- [Work instructions]
Repeat every line exactly, keeping the pictures out of the copy.

- [Supplied records]
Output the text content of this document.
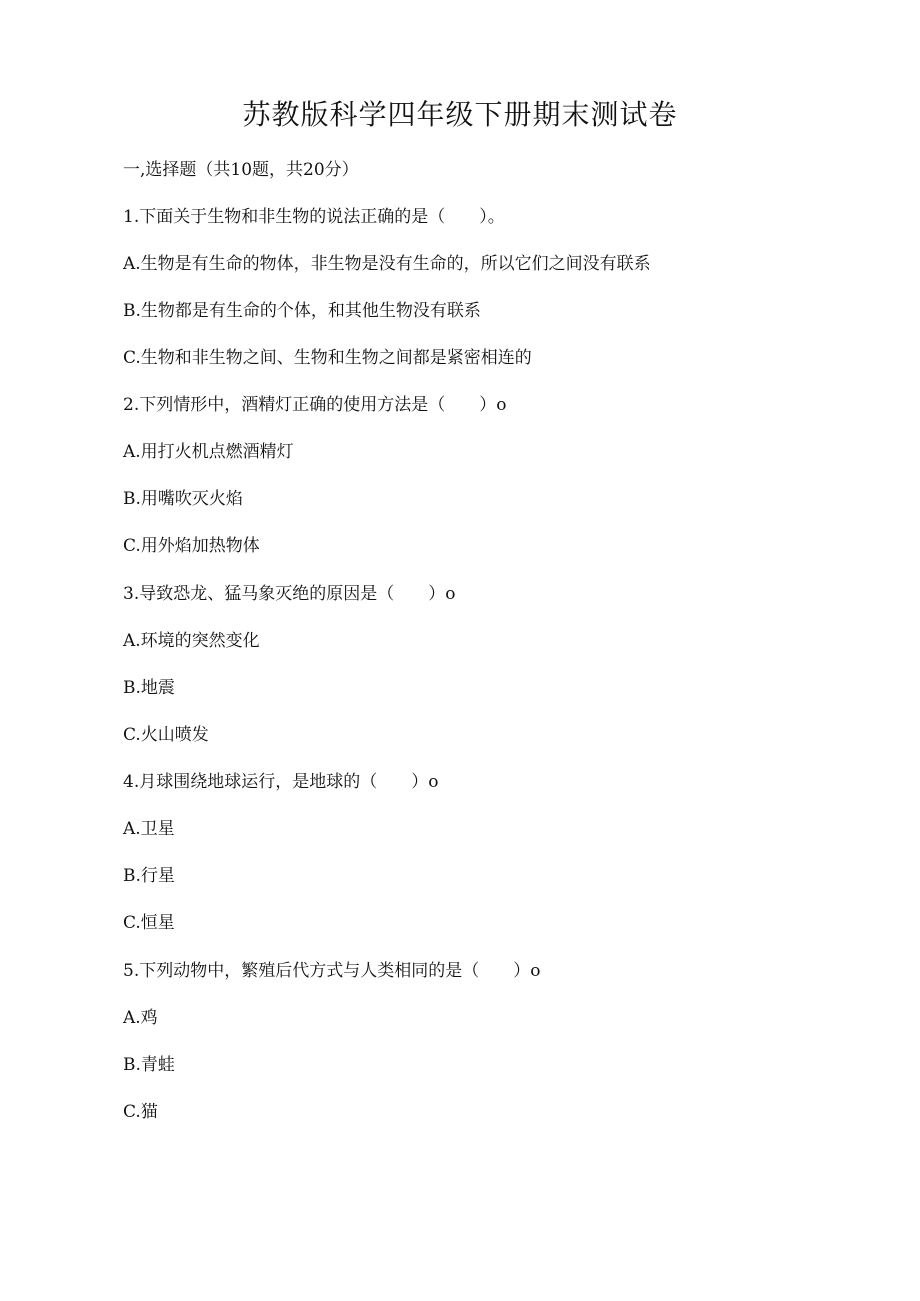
苏教版科学四年级下册期末测试卷
一,选择题（共10题，共20分）
1.下面关于生物和非生物的说法正确的是（　　）。
A.生物是有生命的物体，非生物是没有生命的，所以它们之间没有联系
B.生物都是有生命的个体，和其他生物没有联系
C.生物和非生物之间、生物和生物之间都是紧密相连的
2.下列情形中，酒精灯正确的使用方法是（　　）o
A.用打火机点燃酒精灯
B.用嘴吹灭火焰
C.用外焰加热物体
3.导致恐龙、猛马象灭绝的原因是（　　）o
A.环境的突然变化
B.地震
C.火山喷发
4.月球围绕地球运行，是地球的（　　）o
A.卫星
B.行星
C.恒星
5.下列动物中，繁殖后代方式与人类相同的是（　　）o
A.鸡
B.青蛙
C.猫
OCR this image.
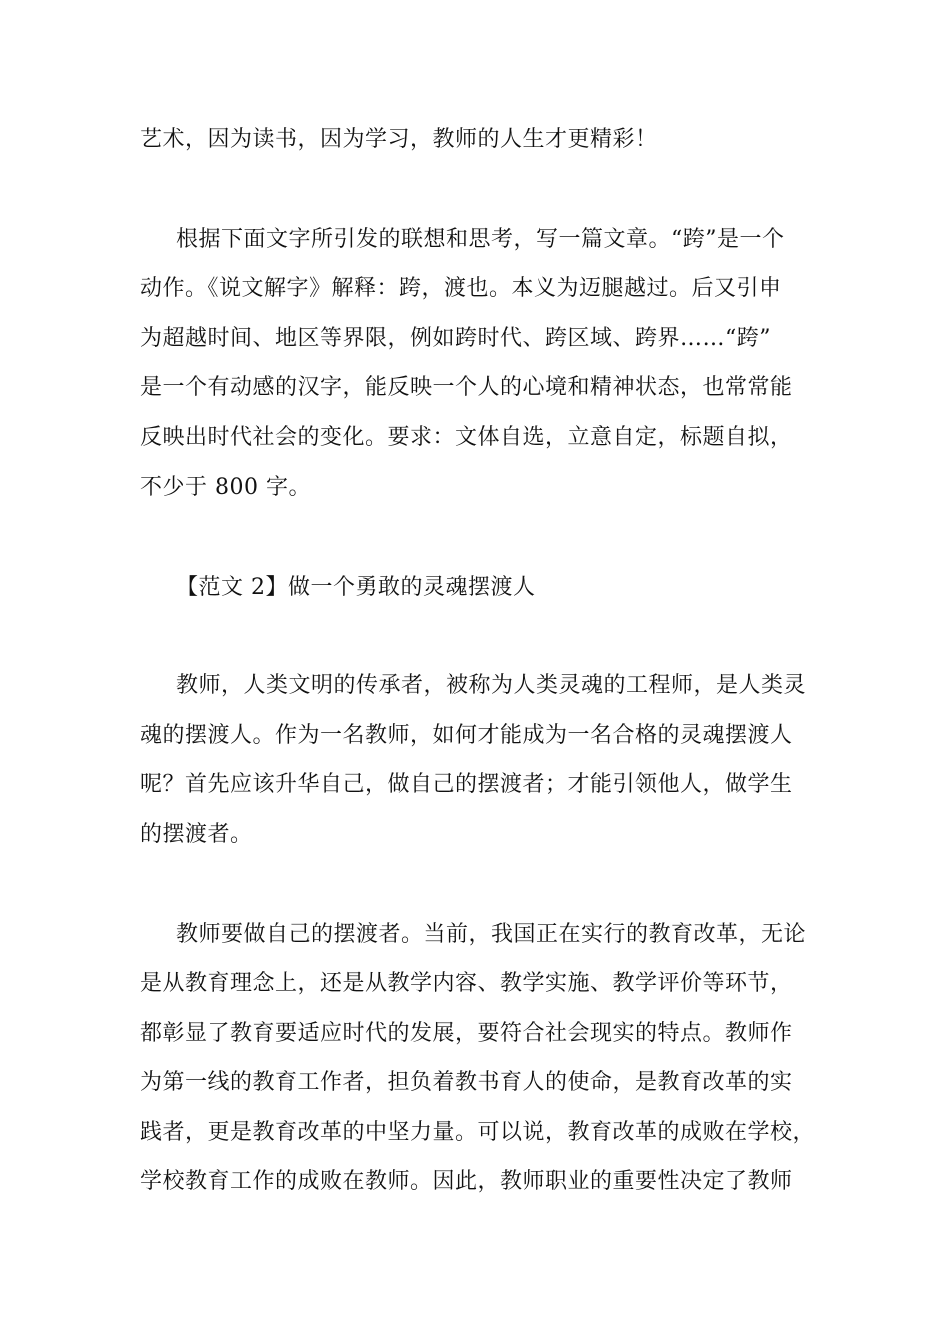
艺术，因为读书，因为学习，教师的人生才更精彩！
根据下面文字所引发的联想和思考，写一篇文章。“跨”是一个
动作。《说文解字》解释：跨，渡也。本义为迈腿越过。后又引申
为超越时间、地区等界限，例如跨时代、跨区域、跨界……“跨”
是一个有动感的汉字，能反映一个人的心境和精神状态，也常常能
反映出时代社会的变化。要求：文体自选，立意自定，标题自拟，
不少于 800 字。
【范文 2】做一个勇敢的灵魂摆渡人
教师，人类文明的传承者，被称为人类灵魂的工程师，是人类灵
魂的摆渡人。作为一名教师，如何才能成为一名合格的灵魂摆渡人
呢？首先应该升华自己，做自己的摆渡者；才能引领他人，做学生
的摆渡者。
教师要做自己的摆渡者。当前，我国正在实行的教育改革，无论
是从教育理念上，还是从教学内容、教学实施、教学评价等环节，
都彰显了教育要适应时代的发展，要符合社会现实的特点。教师作
为第一线的教育工作者，担负着教书育人的使命，是教育改革的实
践者，更是教育改革的中坚力量。可以说，教育改革的成败在学校，
学校教育工作的成败在教师。因此，教师职业的重要性决定了教师
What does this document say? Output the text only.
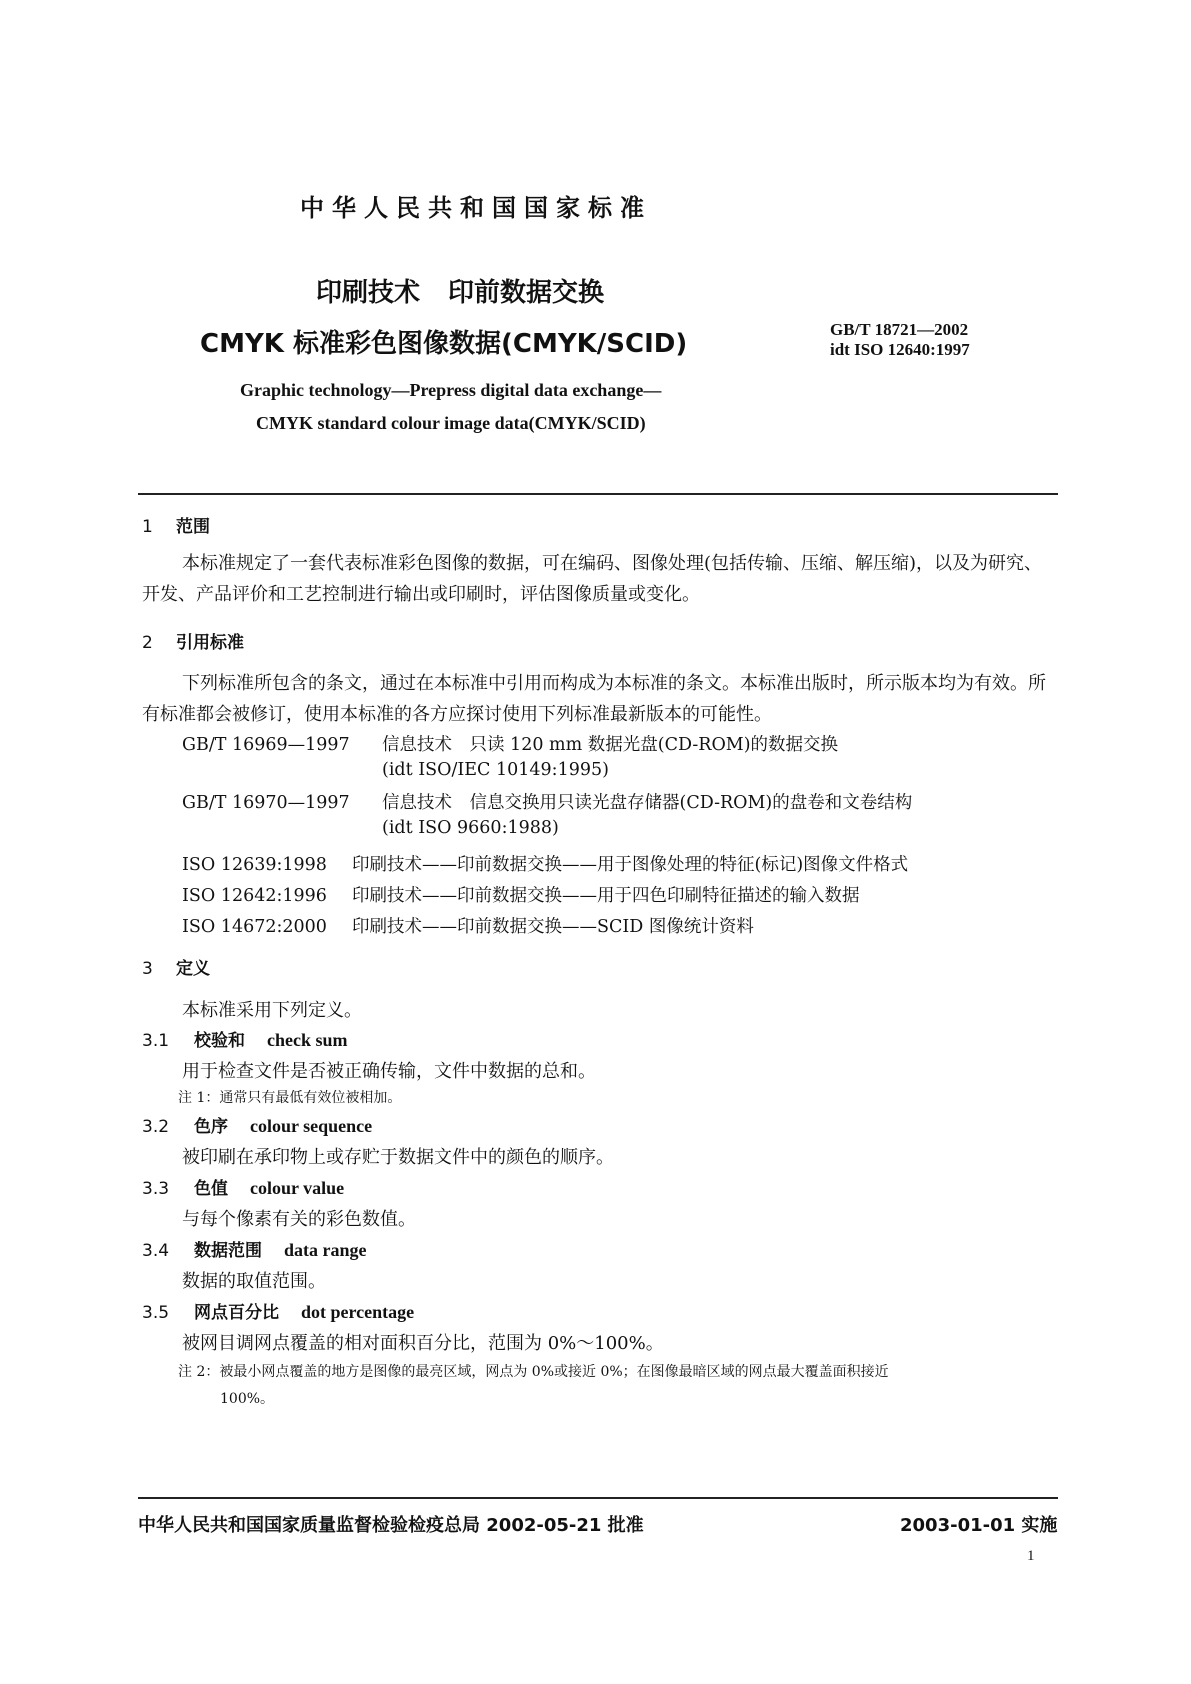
中华人民共和国国家标准
印刷技术 印前数据交换
CMYK 标准彩色图像数据(CMYK/SCID)	GB/T 18721—2002
idt ISO 12640:1997
Graphic technology—Prepress digital data exchange—
CMYK standard colour image data(CMYK/SCID)
1 范围
本标准规定了一套代表标准彩色图像的数据，可在编码、图像处理(包括传输、压缩、解压缩)，以及为研究、开发、产品评价和工艺控制进行输出或印刷时，评估图像质量或变化。
2 引用标准
下列标准所包含的条文，通过在本标准中引用而构成为本标准的条文。本标准出版时，所示版本均为有效。所有标准都会被修订，使用本标准的各方应探讨使用下列标准最新版本的可能性。
GB/T 16969—1997 信息技术　只读 120 mm 数据光盘(CD-ROM)的数据交换
(idt ISO/IEC 10149:1995)
GB/T 16970—1997 信息技术　信息交换用只读光盘存储器(CD-ROM)的盘卷和文卷结构
(idt ISO 9660:1988)
ISO 12639:1998 印刷技术——印前数据交换——用于图像处理的特征(标记)图像文件格式
ISO 12642:1996 印刷技术——印前数据交换——用于四色印刷特征描述的输入数据
ISO 14672:2000 印刷技术——印前数据交换——SCID 图像统计资料
3 定义
本标准采用下列定义。
3.1 校验和 check sum
用于检查文件是否被正确传输，文件中数据的总和。
注 1：通常只有最低有效位被相加。
3.2 色序 colour sequence
被印刷在承印物上或存贮于数据文件中的颜色的顺序。
3.3 色值 colour value
与每个像素有关的彩色数值。
3.4 数据范围 data range
数据的取值范围。
3.5 网点百分比 dot percentage
被网目调网点覆盖的相对面积百分比，范围为 0%～100%。
注 2：被最小网点覆盖的地方是图像的最亮区域，网点为 0%或接近 0%；在图像最暗区域的网点最大覆盖面积接近
100%。
中华人民共和国国家质量监督检验检疫总局 2002-05-21 批准	2003-01-01 实施
1
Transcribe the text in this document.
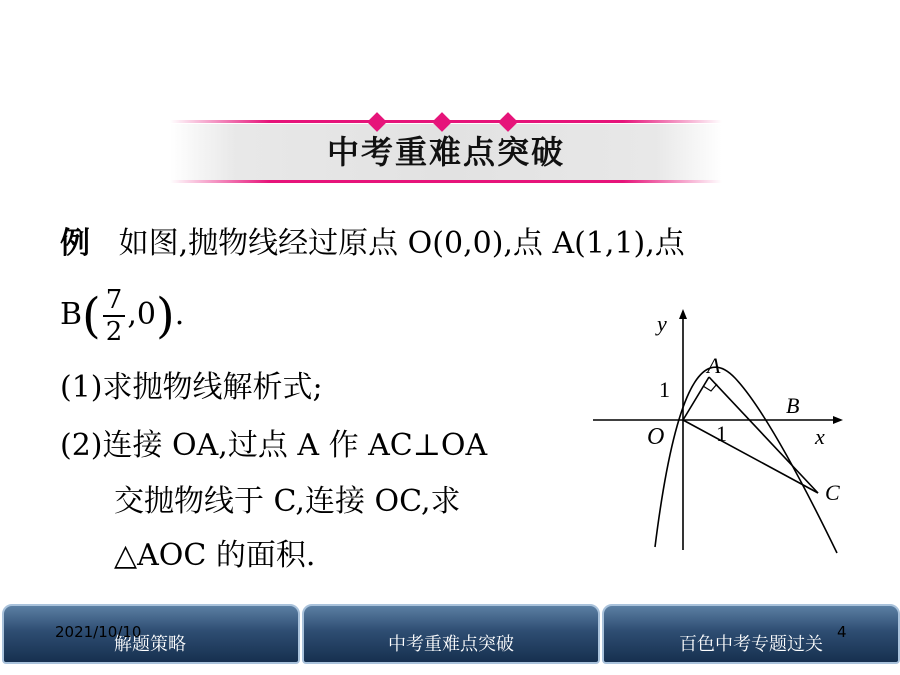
中考重难点突破
例 如图,抛物线经过原点 O(0,0),点 A(1,1),点
$B( \frac{7}{2} ,0)$.
(1)求抛物线解析式;
(2)连接 OA,过点 A 作 AC⊥OA
交抛物线于 C,连接 OC,求
△AOC 的面积.
y
x
O
A
B
C
1
1
解题策略	中考重难点突破	百色中考专题过关
2021/10/10	4
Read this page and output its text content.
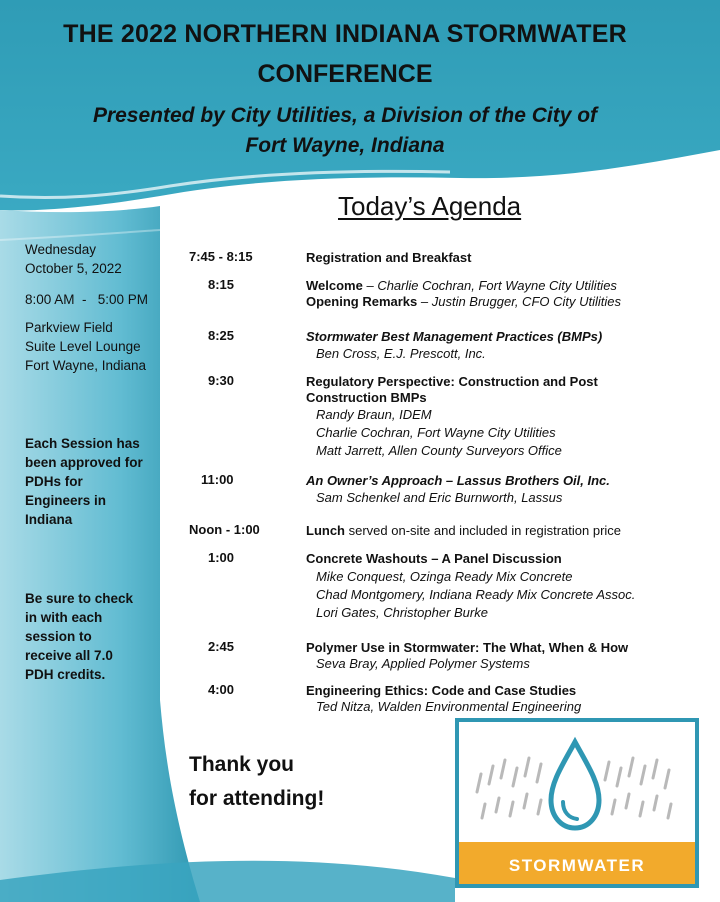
THE 2022 NORTHERN INDIANA STORMWATER
CONFERENCE
Presented by City Utilities, a Division of the City of
Fort Wayne, Indiana
Today’s Agenda
Wednesday
October 5, 2022
8:00 AM  -   5:00 PM
Parkview Field
Suite Level Lounge
Fort Wayne, Indiana
Each Session has
been approved for
PDHs for
Engineers in
Indiana
Be sure to check
in with each
session to
receive all 7.0
PDH credits.
7:45 - 8:15	Registration and Breakfast
8:15	Welcome – Charlie Cochran, Fort Wayne City Utilities
Opening Remarks – Justin Brugger, CFO City Utilities
8:25	Stormwater Best Management Practices (BMPs)
Ben Cross, E.J. Prescott, Inc.
9:30	Regulatory Perspective: Construction and Post
Construction BMPs
Randy Braun, IDEM
Charlie Cochran, Fort Wayne City Utilities
Matt Jarrett, Allen County Surveyors Office
11:00	An Owner’s Approach – Lassus Brothers Oil, Inc.
Sam Schenkel and Eric Burnworth, Lassus
Noon - 1:00	Lunch served on-site and included in registration price
1:00	Concrete Washouts – A Panel Discussion
Mike Conquest, Ozinga Ready Mix Concrete
Chad Montgomery, Indiana Ready Mix Concrete Assoc.
Lori Gates, Christopher Burke
2:45	Polymer Use in Stormwater: The What, When & How
Seva Bray, Applied Polymer Systems
4:00	Engineering Ethics: Code and Case Studies
Ted Nitza, Walden Environmental Engineering
Thank you
for attending!
STORMWATER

- [Response to the exercise]
Output the text content of this document.
苏教版科学四年级下册期末测试卷
一,选择题（共10题，共20分）
1.下面关于生物和非生物的说法正确的是（　　）。
A.生物是有生命的物体，非生物是没有生命的，所以它们之间没有联系
B.生物都是有生命的个体，和其他生物没有联系
C.生物和非生物之间、生物和生物之间都是紧密相连的
2.下列情形中，酒精灯正确的使用方法是（　　）o
A.用打火机点燃酒精灯
B.用嘴吹灭火焰
C.用外焰加热物体
3.导致恐龙、猛马象灭绝的原因是（　　）o
A.环境的突然变化
B.地震
C.火山喷发
4.月球围绕地球运行，是地球的（　　）o
A.卫星
B.行星
C.恒星
5.下列动物中，繁殖后代方式与人类相同的是（　　）o
A.鸡
B.青蛙
C.猫
OCR this image.
艺术，因为读书，因为学习，教师的人生才更精彩！
根据下面文字所引发的联想和思考，写一篇文章。“跨”是一个
动作。《说文解字》解释：跨，渡也。本义为迈腿越过。后又引申
为超越时间、地区等界限，例如跨时代、跨区域、跨界……“跨”
是一个有动感的汉字，能反映一个人的心境和精神状态，也常常能
反映出时代社会的变化。要求：文体自选，立意自定，标题自拟，
不少于 800 字。
【范文 2】做一个勇敢的灵魂摆渡人
教师，人类文明的传承者，被称为人类灵魂的工程师，是人类灵
魂的摆渡人。作为一名教师，如何才能成为一名合格的灵魂摆渡人
呢？首先应该升华自己，做自己的摆渡者；才能引领他人，做学生
的摆渡者。
教师要做自己的摆渡者。当前，我国正在实行的教育改革，无论
是从教育理念上，还是从教学内容、教学实施、教学评价等环节，
都彰显了教育要适应时代的发展，要符合社会现实的特点。教师作
为第一线的教育工作者，担负着教书育人的使命，是教育改革的实
践者，更是教育改革的中坚力量。可以说，教育改革的成败在学校，
学校教育工作的成败在教师。因此，教师职业的重要性决定了教师
What does this document say? Output the text only.
中华人民共和国国家标准
印刷技术 印前数据交换
CMYK 标准彩色图像数据(CMYK/SCID)	GB/T 18721—2002
idt ISO 12640:1997
Graphic technology—Prepress digital data exchange—
CMYK standard colour image data(CMYK/SCID)
1 范围
本标准规定了一套代表标准彩色图像的数据，可在编码、图像处理(包括传输、压缩、解压缩)，以及为研究、开发、产品评价和工艺控制进行输出或印刷时，评估图像质量或变化。
2 引用标准
下列标准所包含的条文，通过在本标准中引用而构成为本标准的条文。本标准出版时，所示版本均为有效。所有标准都会被修订，使用本标准的各方应探讨使用下列标准最新版本的可能性。
GB/T 16969—1997 信息技术　只读 120 mm 数据光盘(CD-ROM)的数据交换
(idt ISO/IEC 10149:1995)
GB/T 16970—1997 信息技术　信息交换用只读光盘存储器(CD-ROM)的盘卷和文卷结构
(idt ISO 9660:1988)
ISO 12639:1998 印刷技术——印前数据交换——用于图像处理的特征(标记)图像文件格式
ISO 12642:1996 印刷技术——印前数据交换——用于四色印刷特征描述的输入数据
ISO 14672:2000 印刷技术——印前数据交换——SCID 图像统计资料
3 定义
本标准采用下列定义。
3.1 校验和 check sum
用于检查文件是否被正确传输，文件中数据的总和。
注 1：通常只有最低有效位被相加。
3.2 色序 colour sequence
被印刷在承印物上或存贮于数据文件中的颜色的顺序。
3.3 色值 colour value
与每个像素有关的彩色数值。
3.4 数据范围 data range
数据的取值范围。
3.5 网点百分比 dot percentage
被网目调网点覆盖的相对面积百分比，范围为 0%～100%。
注 2：被最小网点覆盖的地方是图像的最亮区域，网点为 0%或接近 0%；在图像最暗区域的网点最大覆盖面积接近
100%。
中华人民共和国国家质量监督检验检疫总局 2002-05-21 批准	2003-01-01 实施
1
Transcribe the text in this document.
中考重难点突破
例 如图,抛物线经过原点 O(0,0),点 A(1,1),点
$B( \frac{7}{2} ,0)$.
(1)求抛物线解析式;
(2)连接 OA,过点 A 作 AC⊥OA
交抛物线于 C,连接 OC,求
△AOC 的面积.
y
x
O
A
B
C
1
1
解题策略	中考重难点突破	百色中考专题过关
2021/10/10	4
Read this page and output its text content.
THE 2022 NORTHERN INDIANA STORMWATER
CONFERENCE
Presented by City Utilities, a Division of the City of
Fort Wayne, Indiana
Today’s Agenda
Wednesday
October 5, 2022
8:00 AM  -   5:00 PM
Parkview Field
Suite Level Lounge
Fort Wayne, Indiana
Each Session has
been approved for
PDHs for
Engineers in
Indiana
Be sure to check
in with each
session to
receive all 7.0
PDH credits.
7:45 - 8:15	Registration and Breakfast
8:15	Welcome – Charlie Cochran, Fort Wayne City Utilities
Opening Remarks – Justin Brugger, CFO City Utilities
8:25	Stormwater Best Management Practices (BMPs)
Ben Cross, E.J. Prescott, Inc.
9:30	Regulatory Perspective: Construction and Post
Construction BMPs
Randy Braun, IDEM
Charlie Cochran, Fort Wayne City Utilities
Matt Jarrett, Allen County Surveyors Office
11:00	An Owner’s Approach – Lassus Brothers Oil, Inc.
Sam Schenkel and Eric Burnworth, Lassus
Noon - 1:00	Lunch served on-site and included in registration price
1:00	Concrete Washouts – A Panel Discussion
Mike Conquest, Ozinga Ready Mix Concrete
Chad Montgomery, Indiana Ready Mix Concrete Assoc.
Lori Gates, Christopher Burke
2:45	Polymer Use in Stormwater: The What, When & How
Seva Bray, Applied Polymer Systems
4:00	Engineering Ethics: Code and Case Studies
Ted Nitza, Walden Environmental Engineering
Thank you
for attending!
STORMWATER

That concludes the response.